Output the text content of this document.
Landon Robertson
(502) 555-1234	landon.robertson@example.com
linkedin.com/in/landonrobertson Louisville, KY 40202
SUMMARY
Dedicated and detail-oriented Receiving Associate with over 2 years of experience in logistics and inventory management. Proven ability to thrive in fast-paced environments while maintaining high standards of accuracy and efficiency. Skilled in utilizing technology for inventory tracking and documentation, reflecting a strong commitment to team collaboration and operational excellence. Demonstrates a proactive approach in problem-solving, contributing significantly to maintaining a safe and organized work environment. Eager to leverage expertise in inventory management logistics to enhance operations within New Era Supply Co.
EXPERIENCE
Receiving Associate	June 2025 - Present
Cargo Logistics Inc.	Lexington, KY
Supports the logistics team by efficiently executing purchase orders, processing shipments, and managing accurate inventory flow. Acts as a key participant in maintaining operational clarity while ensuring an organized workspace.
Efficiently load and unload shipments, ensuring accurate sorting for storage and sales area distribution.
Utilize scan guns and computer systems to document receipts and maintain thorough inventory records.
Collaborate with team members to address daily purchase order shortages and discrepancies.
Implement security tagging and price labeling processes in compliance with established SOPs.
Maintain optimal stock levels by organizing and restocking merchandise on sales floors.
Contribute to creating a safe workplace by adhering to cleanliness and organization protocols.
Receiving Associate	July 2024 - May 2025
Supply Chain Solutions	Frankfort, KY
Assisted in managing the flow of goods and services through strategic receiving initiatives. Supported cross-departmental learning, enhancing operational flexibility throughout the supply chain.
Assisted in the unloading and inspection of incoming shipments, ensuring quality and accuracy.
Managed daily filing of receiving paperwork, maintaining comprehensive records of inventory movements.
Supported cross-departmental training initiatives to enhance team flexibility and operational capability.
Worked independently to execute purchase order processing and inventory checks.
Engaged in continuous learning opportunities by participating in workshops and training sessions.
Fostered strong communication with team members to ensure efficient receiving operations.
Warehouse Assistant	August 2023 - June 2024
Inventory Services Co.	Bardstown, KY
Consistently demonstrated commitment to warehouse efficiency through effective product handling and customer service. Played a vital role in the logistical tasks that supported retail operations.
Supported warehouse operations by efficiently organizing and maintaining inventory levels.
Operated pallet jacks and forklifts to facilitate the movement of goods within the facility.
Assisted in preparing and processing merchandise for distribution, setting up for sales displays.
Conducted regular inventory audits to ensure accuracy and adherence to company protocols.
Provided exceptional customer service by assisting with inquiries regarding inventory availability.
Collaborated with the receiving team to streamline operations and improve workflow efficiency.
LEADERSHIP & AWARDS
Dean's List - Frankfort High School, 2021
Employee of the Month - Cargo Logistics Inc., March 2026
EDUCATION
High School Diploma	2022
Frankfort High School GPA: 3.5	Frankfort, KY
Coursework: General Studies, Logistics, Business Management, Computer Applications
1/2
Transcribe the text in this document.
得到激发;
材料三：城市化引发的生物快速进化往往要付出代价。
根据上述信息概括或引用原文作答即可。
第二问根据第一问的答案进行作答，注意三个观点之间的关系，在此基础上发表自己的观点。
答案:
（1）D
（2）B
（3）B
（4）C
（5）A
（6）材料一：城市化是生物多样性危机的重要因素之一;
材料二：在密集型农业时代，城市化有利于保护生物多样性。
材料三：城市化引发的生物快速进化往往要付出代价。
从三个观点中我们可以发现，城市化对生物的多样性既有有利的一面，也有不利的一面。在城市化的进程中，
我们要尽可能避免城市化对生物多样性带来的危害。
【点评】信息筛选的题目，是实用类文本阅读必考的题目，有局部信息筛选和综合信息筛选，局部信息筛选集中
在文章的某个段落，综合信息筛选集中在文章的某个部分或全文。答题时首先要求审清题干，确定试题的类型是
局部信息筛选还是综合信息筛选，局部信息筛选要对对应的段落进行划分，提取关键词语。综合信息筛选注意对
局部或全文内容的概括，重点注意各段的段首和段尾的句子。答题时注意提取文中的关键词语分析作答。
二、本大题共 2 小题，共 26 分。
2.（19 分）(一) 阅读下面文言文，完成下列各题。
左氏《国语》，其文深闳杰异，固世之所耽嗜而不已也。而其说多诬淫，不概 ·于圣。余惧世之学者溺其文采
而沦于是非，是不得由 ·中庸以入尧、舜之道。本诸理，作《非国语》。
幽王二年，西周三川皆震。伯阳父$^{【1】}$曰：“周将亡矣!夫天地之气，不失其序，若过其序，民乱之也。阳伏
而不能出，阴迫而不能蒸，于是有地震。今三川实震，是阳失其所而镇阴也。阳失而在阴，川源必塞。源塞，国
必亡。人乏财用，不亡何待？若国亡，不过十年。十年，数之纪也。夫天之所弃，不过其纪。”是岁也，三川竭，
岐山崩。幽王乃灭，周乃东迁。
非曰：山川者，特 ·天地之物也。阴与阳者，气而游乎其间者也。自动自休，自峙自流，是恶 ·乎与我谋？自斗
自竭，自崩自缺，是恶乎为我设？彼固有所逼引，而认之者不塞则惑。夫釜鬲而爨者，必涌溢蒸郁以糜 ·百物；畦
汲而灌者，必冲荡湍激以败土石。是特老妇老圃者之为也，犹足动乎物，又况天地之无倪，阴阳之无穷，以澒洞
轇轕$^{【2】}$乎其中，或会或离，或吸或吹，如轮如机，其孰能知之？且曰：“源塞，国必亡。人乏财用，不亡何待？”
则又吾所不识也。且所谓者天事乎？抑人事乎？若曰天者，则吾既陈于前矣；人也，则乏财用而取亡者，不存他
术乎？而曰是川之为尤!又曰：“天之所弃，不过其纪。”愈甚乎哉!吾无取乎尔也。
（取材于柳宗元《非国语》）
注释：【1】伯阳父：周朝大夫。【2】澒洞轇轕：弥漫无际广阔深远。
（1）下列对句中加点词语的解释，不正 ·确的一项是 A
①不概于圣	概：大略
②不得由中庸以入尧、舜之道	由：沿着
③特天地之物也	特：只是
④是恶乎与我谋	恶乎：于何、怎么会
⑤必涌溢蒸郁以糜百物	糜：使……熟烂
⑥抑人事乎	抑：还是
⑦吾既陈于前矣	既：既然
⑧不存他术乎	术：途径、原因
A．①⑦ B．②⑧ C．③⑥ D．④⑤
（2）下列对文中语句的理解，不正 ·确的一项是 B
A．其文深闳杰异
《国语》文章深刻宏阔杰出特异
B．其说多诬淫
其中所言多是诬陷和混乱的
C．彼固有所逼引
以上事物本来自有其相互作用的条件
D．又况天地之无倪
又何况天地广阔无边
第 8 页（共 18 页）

[Requirements] Take the lines above from the one holding "Transcribe the text in this document." to the last and output them exactly.

[Expected answer]
Transcribe the text in this document.
得到激发;
材料三：城市化引发的生物快速进化往往要付出代价。
根据上述信息概括或引用原文作答即可。
第二问根据第一问的答案进行作答，注意三个观点之间的关系，在此基础上发表自己的观点。
答案:
（1）D
（2）B
（3）B
（4）C
（5）A
（6）材料一：城市化是生物多样性危机的重要因素之一;
材料二：在密集型农业时代，城市化有利于保护生物多样性。
材料三：城市化引发的生物快速进化往往要付出代价。
从三个观点中我们可以发现，城市化对生物的多样性既有有利的一面，也有不利的一面。在城市化的进程中，
我们要尽可能避免城市化对生物多样性带来的危害。
【点评】信息筛选的题目，是实用类文本阅读必考的题目，有局部信息筛选和综合信息筛选，局部信息筛选集中
在文章的某个段落，综合信息筛选集中在文章的某个部分或全文。答题时首先要求审清题干，确定试题的类型是
局部信息筛选还是综合信息筛选，局部信息筛选要对对应的段落进行划分，提取关键词语。综合信息筛选注意对
局部或全文内容的概括，重点注意各段的段首和段尾的句子。答题时注意提取文中的关键词语分析作答。
二、本大题共 2 小题，共 26 分。
2.（19 分）(一) 阅读下面文言文，完成下列各题。
左氏《国语》，其文深闳杰异，固世之所耽嗜而不已也。而其说多诬淫，不概 ·于圣。余惧世之学者溺其文采
而沦于是非，是不得由 ·中庸以入尧、舜之道。本诸理，作《非国语》。
幽王二年，西周三川皆震。伯阳父$^{【1】}$曰：“周将亡矣!夫天地之气，不失其序，若过其序，民乱之也。阳伏
而不能出，阴迫而不能蒸，于是有地震。今三川实震，是阳失其所而镇阴也。阳失而在阴，川源必塞。源塞，国
必亡。人乏财用，不亡何待？若国亡，不过十年。十年，数之纪也。夫天之所弃，不过其纪。”是岁也，三川竭，
岐山崩。幽王乃灭，周乃东迁。
非曰：山川者，特 ·天地之物也。阴与阳者，气而游乎其间者也。自动自休，自峙自流，是恶 ·乎与我谋？自斗
自竭，自崩自缺，是恶乎为我设？彼固有所逼引，而认之者不塞则惑。夫釜鬲而爨者，必涌溢蒸郁以糜 ·百物；畦
汲而灌者，必冲荡湍激以败土石。是特老妇老圃者之为也，犹足动乎物，又况天地之无倪，阴阳之无穷，以澒洞
轇轕$^{【2】}$乎其中，或会或离，或吸或吹，如轮如机，其孰能知之？且曰：“源塞，国必亡。人乏财用，不亡何待？”
则又吾所不识也。且所谓者天事乎？抑人事乎？若曰天者，则吾既陈于前矣；人也，则乏财用而取亡者，不存他
术乎？而曰是川之为尤!又曰：“天之所弃，不过其纪。”愈甚乎哉!吾无取乎尔也。
（取材于柳宗元《非国语》）
注释：【1】伯阳父：周朝大夫。【2】澒洞轇轕：弥漫无际广阔深远。
（1）下列对句中加点词语的解释，不正 ·确的一项是 A
①不概于圣	概：大略
②不得由中庸以入尧、舜之道	由：沿着
③特天地之物也	特：只是
④是恶乎与我谋	恶乎：于何、怎么会
⑤必涌溢蒸郁以糜百物	糜：使……熟烂
⑥抑人事乎	抑：还是
⑦吾既陈于前矣	既：既然
⑧不存他术乎	术：途径、原因
A．①⑦ B．②⑧ C．③⑥ D．④⑤
（2）下列对文中语句的理解，不正 ·确的一项是 B
A．其文深闳杰异
《国语》文章深刻宏阔杰出特异
B．其说多诬淫
其中所言多是诬陷和混乱的
C．彼固有所逼引
以上事物本来自有其相互作用的条件
D．又况天地之无倪
又何况天地广阔无边
第 8 页（共 18 页）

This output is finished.